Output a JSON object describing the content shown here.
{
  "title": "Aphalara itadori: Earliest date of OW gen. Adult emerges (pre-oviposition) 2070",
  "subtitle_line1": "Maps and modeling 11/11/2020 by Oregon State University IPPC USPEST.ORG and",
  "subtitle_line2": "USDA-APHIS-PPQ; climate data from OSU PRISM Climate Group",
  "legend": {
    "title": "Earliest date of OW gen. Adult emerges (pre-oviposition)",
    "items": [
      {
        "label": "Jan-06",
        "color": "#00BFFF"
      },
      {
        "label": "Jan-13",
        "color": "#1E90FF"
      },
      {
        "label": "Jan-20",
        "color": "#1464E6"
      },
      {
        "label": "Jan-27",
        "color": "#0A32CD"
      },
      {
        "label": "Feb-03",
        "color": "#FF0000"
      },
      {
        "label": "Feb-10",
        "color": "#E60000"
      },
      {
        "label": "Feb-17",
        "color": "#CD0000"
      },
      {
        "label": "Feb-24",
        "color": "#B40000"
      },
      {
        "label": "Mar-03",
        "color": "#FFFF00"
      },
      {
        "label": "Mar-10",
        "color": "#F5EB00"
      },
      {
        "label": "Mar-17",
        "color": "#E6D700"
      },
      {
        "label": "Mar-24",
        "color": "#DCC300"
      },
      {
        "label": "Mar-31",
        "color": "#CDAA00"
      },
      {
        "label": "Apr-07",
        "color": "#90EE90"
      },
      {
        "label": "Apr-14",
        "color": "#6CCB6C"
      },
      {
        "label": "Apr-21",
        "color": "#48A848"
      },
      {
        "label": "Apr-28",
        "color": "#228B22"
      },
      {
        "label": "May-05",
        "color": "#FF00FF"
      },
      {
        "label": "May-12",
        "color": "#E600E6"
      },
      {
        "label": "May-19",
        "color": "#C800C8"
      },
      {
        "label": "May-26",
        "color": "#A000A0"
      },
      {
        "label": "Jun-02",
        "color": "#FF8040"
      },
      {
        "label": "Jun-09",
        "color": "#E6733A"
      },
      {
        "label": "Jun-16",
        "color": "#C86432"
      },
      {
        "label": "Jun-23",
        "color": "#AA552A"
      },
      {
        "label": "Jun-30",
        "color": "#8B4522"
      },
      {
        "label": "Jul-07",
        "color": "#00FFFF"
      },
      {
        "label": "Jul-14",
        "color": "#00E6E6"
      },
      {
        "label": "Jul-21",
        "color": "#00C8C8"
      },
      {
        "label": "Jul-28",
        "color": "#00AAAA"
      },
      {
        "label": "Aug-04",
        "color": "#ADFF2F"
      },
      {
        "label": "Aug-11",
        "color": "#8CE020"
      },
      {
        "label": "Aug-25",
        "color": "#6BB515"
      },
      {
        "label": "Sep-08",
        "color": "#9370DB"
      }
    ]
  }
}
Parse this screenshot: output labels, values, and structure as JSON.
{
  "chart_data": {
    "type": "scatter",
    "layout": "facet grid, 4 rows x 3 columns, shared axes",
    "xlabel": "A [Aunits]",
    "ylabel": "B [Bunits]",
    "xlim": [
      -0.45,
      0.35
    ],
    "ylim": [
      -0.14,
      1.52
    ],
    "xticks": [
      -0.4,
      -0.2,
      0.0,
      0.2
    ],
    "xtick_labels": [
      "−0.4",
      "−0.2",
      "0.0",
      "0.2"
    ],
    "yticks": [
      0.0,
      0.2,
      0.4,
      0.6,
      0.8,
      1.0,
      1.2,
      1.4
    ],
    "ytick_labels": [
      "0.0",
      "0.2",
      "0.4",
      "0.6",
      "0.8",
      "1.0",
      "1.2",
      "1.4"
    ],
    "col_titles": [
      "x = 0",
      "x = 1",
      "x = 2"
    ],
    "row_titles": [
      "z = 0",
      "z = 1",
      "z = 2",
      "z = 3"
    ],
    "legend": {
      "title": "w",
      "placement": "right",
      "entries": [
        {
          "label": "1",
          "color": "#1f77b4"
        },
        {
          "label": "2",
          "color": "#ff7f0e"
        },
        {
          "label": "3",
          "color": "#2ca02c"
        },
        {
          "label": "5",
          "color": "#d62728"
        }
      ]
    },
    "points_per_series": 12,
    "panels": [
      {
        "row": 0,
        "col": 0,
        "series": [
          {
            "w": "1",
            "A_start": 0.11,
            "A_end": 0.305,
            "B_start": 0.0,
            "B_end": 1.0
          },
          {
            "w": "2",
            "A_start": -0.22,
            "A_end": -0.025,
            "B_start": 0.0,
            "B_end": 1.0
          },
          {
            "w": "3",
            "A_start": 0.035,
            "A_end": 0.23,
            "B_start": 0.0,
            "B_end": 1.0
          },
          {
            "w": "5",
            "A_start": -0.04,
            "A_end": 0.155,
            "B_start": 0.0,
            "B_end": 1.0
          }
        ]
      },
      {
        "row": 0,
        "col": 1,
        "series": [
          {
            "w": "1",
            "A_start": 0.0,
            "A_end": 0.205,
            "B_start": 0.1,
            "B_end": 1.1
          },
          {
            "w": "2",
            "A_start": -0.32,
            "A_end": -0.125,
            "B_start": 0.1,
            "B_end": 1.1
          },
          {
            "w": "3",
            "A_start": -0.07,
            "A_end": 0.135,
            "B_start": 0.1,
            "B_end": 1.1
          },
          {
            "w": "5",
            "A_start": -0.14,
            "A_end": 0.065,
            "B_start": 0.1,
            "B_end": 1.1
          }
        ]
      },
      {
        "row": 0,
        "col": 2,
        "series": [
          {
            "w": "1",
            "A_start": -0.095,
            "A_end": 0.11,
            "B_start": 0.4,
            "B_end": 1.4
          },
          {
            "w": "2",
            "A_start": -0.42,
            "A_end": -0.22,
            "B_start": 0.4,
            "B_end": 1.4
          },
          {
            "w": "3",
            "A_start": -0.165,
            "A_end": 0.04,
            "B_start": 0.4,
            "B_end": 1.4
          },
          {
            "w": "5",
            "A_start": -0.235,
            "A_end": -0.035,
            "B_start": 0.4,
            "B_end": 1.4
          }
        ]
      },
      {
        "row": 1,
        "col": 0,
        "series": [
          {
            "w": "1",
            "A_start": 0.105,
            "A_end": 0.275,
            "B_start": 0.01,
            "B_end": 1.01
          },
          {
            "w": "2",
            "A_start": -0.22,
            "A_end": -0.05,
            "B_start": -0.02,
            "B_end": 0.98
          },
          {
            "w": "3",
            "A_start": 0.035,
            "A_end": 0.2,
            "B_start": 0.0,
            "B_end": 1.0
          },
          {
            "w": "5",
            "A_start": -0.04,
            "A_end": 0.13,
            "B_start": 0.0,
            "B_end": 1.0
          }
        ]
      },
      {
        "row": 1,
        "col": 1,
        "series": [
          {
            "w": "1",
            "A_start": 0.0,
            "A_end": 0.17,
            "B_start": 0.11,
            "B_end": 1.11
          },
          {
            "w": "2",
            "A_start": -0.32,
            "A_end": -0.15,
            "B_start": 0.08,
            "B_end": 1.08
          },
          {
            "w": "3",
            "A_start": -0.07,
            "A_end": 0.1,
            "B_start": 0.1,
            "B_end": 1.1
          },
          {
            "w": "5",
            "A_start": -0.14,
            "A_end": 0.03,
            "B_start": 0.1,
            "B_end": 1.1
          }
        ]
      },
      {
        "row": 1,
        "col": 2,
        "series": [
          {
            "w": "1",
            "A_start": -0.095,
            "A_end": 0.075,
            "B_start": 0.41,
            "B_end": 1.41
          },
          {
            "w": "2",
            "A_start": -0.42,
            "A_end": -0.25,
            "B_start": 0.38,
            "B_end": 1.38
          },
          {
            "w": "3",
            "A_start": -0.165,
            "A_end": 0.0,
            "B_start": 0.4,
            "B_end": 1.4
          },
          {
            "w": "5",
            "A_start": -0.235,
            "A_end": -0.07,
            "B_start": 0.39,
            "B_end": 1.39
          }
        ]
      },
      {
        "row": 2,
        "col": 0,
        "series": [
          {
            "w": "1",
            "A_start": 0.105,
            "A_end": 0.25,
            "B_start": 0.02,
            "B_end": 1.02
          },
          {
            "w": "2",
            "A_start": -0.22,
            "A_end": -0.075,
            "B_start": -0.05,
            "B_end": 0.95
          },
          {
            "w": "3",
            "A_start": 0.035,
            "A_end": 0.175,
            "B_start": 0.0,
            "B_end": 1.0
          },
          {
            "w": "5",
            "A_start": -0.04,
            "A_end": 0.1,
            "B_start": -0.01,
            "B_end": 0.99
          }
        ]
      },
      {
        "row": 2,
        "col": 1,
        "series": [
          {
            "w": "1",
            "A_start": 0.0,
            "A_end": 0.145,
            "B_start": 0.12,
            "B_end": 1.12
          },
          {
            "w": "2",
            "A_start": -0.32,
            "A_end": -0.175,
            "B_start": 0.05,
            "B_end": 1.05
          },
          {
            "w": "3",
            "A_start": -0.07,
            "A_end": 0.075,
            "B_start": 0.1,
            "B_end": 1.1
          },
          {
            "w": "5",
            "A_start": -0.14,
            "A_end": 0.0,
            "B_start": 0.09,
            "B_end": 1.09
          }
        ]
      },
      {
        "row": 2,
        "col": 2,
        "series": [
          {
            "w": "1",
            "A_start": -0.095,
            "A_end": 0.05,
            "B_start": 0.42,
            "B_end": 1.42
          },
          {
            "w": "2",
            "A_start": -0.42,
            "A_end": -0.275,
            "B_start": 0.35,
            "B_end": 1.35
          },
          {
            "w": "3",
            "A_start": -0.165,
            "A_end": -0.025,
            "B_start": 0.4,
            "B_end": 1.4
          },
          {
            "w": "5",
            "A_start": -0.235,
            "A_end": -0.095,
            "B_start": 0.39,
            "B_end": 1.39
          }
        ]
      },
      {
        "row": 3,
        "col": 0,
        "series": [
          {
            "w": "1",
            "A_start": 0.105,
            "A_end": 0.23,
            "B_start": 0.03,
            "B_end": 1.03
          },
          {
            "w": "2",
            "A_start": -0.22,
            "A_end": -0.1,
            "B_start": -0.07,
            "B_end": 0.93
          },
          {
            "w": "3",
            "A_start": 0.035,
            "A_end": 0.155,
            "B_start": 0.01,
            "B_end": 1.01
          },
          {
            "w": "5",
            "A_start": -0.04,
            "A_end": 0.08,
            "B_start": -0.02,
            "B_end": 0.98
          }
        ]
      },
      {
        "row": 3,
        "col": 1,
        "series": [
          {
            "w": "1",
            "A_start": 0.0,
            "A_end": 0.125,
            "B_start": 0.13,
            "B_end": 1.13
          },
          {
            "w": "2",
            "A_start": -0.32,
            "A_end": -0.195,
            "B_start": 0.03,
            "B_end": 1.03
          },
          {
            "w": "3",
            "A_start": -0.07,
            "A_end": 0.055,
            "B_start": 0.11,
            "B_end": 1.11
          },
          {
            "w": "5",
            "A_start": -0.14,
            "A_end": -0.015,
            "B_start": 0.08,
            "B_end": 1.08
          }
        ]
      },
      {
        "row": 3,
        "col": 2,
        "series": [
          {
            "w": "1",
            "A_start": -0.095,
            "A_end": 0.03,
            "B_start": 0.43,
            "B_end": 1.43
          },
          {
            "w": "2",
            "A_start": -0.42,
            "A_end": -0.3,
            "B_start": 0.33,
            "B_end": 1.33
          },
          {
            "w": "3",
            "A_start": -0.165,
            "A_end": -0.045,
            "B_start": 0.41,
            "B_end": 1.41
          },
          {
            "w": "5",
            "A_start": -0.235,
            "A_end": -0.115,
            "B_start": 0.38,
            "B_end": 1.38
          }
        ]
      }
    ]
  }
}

◇ ◇ ◇ ◇

■ Exercise directions:
State the count of lines with the word "emerges" in them, and write nothing else.

■ Reply to the exercise:
2